What the task asks: Reproduce the material in full, exactly as written.
━━ Data shown
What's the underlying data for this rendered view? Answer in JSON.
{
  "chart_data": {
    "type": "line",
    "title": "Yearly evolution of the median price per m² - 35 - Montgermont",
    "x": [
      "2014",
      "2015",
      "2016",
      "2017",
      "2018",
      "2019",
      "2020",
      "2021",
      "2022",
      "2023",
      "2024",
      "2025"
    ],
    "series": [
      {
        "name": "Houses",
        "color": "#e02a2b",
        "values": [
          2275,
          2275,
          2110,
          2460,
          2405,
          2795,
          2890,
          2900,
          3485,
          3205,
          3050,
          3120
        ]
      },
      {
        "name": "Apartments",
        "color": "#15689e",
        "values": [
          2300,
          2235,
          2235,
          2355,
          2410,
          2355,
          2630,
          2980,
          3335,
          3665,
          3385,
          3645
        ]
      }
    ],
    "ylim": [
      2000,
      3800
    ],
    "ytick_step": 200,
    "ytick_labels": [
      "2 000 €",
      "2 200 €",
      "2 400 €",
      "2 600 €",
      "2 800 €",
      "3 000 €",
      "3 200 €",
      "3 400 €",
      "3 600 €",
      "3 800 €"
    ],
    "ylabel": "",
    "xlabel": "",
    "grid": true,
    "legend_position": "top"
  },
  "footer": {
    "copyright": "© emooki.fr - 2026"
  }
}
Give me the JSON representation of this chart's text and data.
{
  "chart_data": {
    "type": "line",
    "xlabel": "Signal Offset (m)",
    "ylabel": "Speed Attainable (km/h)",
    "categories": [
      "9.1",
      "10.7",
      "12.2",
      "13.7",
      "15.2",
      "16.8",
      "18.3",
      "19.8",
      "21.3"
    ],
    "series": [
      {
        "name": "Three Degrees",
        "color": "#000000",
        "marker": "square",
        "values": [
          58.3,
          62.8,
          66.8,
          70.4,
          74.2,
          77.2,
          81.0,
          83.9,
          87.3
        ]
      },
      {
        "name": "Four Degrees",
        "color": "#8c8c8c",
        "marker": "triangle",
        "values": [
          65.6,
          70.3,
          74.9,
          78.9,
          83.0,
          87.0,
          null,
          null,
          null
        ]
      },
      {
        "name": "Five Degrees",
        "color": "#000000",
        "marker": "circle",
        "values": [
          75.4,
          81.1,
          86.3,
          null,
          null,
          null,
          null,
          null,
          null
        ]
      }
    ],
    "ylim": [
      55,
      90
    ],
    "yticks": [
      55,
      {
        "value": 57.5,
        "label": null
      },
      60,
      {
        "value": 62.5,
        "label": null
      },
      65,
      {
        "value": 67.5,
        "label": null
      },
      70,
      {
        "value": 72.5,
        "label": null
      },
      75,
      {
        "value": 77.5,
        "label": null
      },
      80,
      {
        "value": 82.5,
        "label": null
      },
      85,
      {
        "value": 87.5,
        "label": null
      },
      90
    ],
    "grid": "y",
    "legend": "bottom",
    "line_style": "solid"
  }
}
━━━━
Task solution:
What's the underlying data for this rendered view? Answer in JSON.
{
  "chart_data": {
    "type": "line",
    "title": "Yearly evolution of the median price per m² - 35 - Montgermont",
    "x": [
      "2014",
      "2015",
      "2016",
      "2017",
      "2018",
      "2019",
      "2020",
      "2021",
      "2022",
      "2023",
      "2024",
      "2025"
    ],
    "series": [
      {
        "name": "Houses",
        "color": "#e02a2b",
        "values": [
          2275,
          2275,
          2110,
          2460,
          2405,
          2795,
          2890,
          2900,
          3485,
          3205,
          3050,
          3120
        ]
      },
      {
        "name": "Apartments",
        "color": "#15689e",
        "values": [
          2300,
          2235,
          2235,
          2355,
          2410,
          2355,
          2630,
          2980,
          3335,
          3665,
          3385,
          3645
        ]
      }
    ],
    "ylim": [
      2000,
      3800
    ],
    "ytick_step": 200,
    "ytick_labels": [
      "2 000 €",
      "2 200 €",
      "2 400 €",
      "2 600 €",
      "2 800 €",
      "3 000 €",
      "3 200 €",
      "3 400 €",
      "3 600 €",
      "3 800 €"
    ],
    "ylabel": "",
    "xlabel": "",
    "grid": true,
    "legend_position": "top"
  },
  "footer": {
    "copyright": "© emooki.fr - 2026"
  }
}
Give me the JSON representation of this chart's text and data.
{
  "chart_data": {
    "type": "line",
    "xlabel": "Signal Offset (m)",
    "ylabel": "Speed Attainable (km/h)",
    "categories": [
      "9.1",
      "10.7",
      "12.2",
      "13.7",
      "15.2",
      "16.8",
      "18.3",
      "19.8",
      "21.3"
    ],
    "series": [
      {
        "name": "Three Degrees",
        "color": "#000000",
        "marker": "square",
        "values": [
          58.3,
          62.8,
          66.8,
          70.4,
          74.2,
          77.2,
          81.0,
          83.9,
          87.3
        ]
      },
      {
        "name": "Four Degrees",
        "color": "#8c8c8c",
        "marker": "triangle",
        "values": [
          65.6,
          70.3,
          74.9,
          78.9,
          83.0,
          87.0,
          null,
          null,
          null
        ]
      },
      {
        "name": "Five Degrees",
        "color": "#000000",
        "marker": "circle",
        "values": [
          75.4,
          81.1,
          86.3,
          null,
          null,
          null,
          null,
          null,
          null
        ]
      }
    ],
    "ylim": [
      55,
      90
    ],
    "yticks": [
      55,
      {
        "value": 57.5,
        "label": null
      },
      60,
      {
        "value": 62.5,
        "label": null
      },
      65,
      {
        "value": 67.5,
        "label": null
      },
      70,
      {
        "value": 72.5,
        "label": null
      },
      75,
      {
        "value": 77.5,
        "label": null
      },
      80,
      {
        "value": 82.5,
        "label": null
      },
      85,
      {
        "value": 87.5,
        "label": null
      },
      90
    ],
    "grid": "y",
    "legend": "bottom",
    "line_style": "solid"
  }
}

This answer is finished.